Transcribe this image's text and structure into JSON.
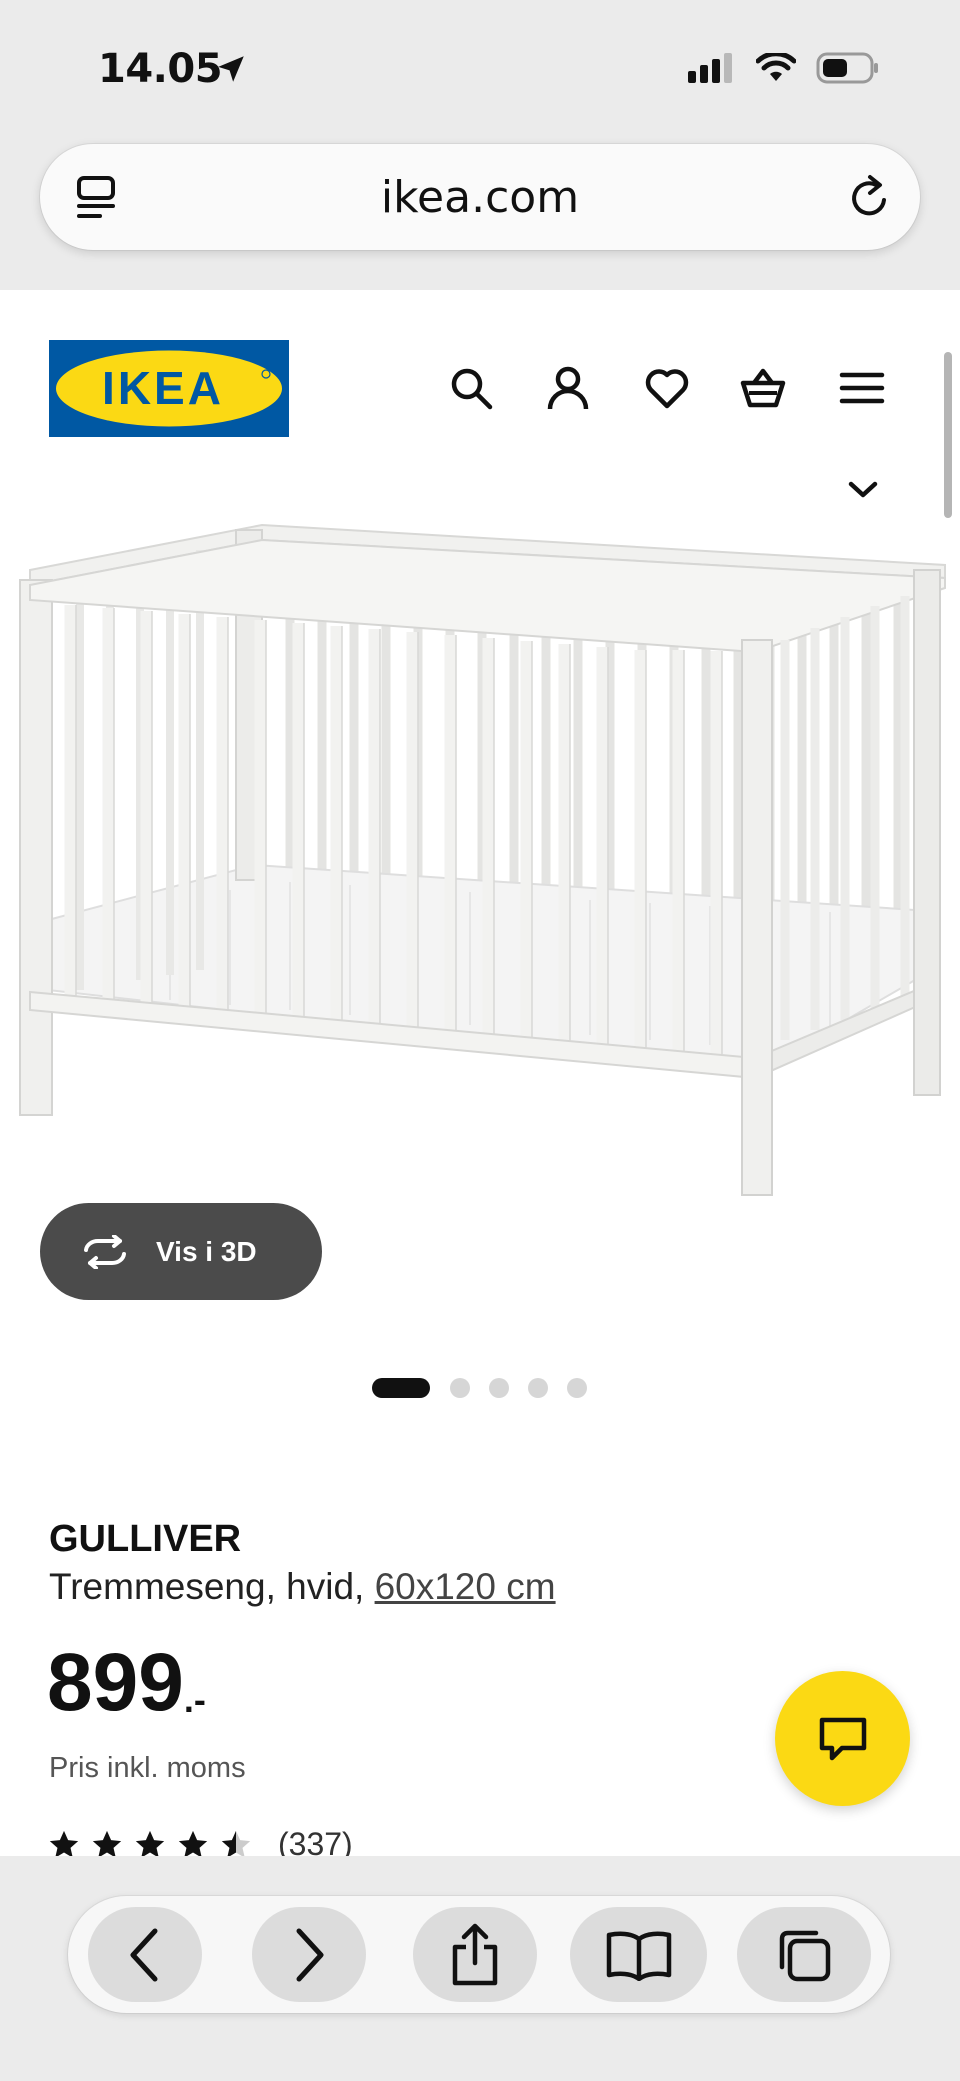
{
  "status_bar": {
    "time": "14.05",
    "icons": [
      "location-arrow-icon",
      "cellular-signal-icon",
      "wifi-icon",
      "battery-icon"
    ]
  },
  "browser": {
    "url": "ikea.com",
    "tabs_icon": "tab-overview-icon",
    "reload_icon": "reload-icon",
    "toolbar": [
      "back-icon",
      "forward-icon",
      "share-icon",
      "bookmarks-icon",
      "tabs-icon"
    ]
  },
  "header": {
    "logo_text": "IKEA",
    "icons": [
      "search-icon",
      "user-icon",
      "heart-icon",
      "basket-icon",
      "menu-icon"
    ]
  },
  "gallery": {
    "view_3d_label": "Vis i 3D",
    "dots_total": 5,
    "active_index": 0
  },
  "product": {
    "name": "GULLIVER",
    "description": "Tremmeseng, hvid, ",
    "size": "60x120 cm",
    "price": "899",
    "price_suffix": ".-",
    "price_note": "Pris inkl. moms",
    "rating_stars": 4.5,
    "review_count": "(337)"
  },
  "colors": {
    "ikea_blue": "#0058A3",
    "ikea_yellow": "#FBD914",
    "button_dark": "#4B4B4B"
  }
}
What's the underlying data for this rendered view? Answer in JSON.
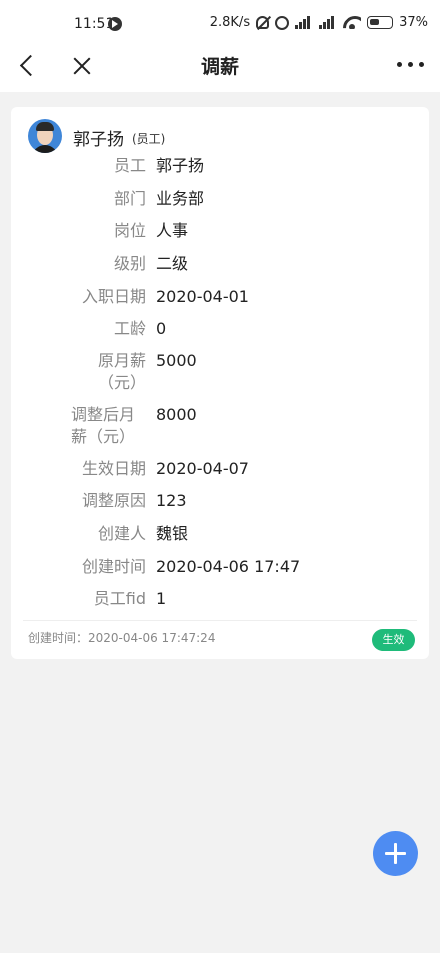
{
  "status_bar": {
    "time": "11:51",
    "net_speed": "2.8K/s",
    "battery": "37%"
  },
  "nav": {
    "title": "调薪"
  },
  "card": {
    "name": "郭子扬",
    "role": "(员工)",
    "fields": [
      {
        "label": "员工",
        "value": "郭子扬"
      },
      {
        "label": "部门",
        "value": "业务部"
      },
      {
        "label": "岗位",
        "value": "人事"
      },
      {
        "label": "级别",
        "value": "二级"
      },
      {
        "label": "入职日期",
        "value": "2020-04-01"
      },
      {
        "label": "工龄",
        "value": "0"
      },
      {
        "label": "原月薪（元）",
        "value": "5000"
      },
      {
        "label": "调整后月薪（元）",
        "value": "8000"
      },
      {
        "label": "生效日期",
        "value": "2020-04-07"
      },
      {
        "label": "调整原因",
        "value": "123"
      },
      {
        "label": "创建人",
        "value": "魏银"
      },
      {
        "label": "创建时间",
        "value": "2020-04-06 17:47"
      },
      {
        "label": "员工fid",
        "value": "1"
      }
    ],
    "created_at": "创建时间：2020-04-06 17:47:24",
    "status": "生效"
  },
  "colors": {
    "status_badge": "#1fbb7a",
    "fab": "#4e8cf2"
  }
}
***
Please write out the material from the line containing "What's the underlying" to its final line, both inclusive, exactly as it appears; pictures are not part of the copy.

Correct answer:
What's the underlying data for this rendered view? Answer in JSON.
{
  "status_bar": {
    "time": "11:51",
    "net_speed": "2.8K/s",
    "battery": "37%"
  },
  "nav": {
    "title": "调薪"
  },
  "card": {
    "name": "郭子扬",
    "role": "(员工)",
    "fields": [
      {
        "label": "员工",
        "value": "郭子扬"
      },
      {
        "label": "部门",
        "value": "业务部"
      },
      {
        "label": "岗位",
        "value": "人事"
      },
      {
        "label": "级别",
        "value": "二级"
      },
      {
        "label": "入职日期",
        "value": "2020-04-01"
      },
      {
        "label": "工龄",
        "value": "0"
      },
      {
        "label": "原月薪（元）",
        "value": "5000"
      },
      {
        "label": "调整后月薪（元）",
        "value": "8000"
      },
      {
        "label": "生效日期",
        "value": "2020-04-07"
      },
      {
        "label": "调整原因",
        "value": "123"
      },
      {
        "label": "创建人",
        "value": "魏银"
      },
      {
        "label": "创建时间",
        "value": "2020-04-06 17:47"
      },
      {
        "label": "员工fid",
        "value": "1"
      }
    ],
    "created_at": "创建时间：2020-04-06 17:47:24",
    "status": "生效"
  },
  "colors": {
    "status_badge": "#1fbb7a",
    "fab": "#4e8cf2"
  }
}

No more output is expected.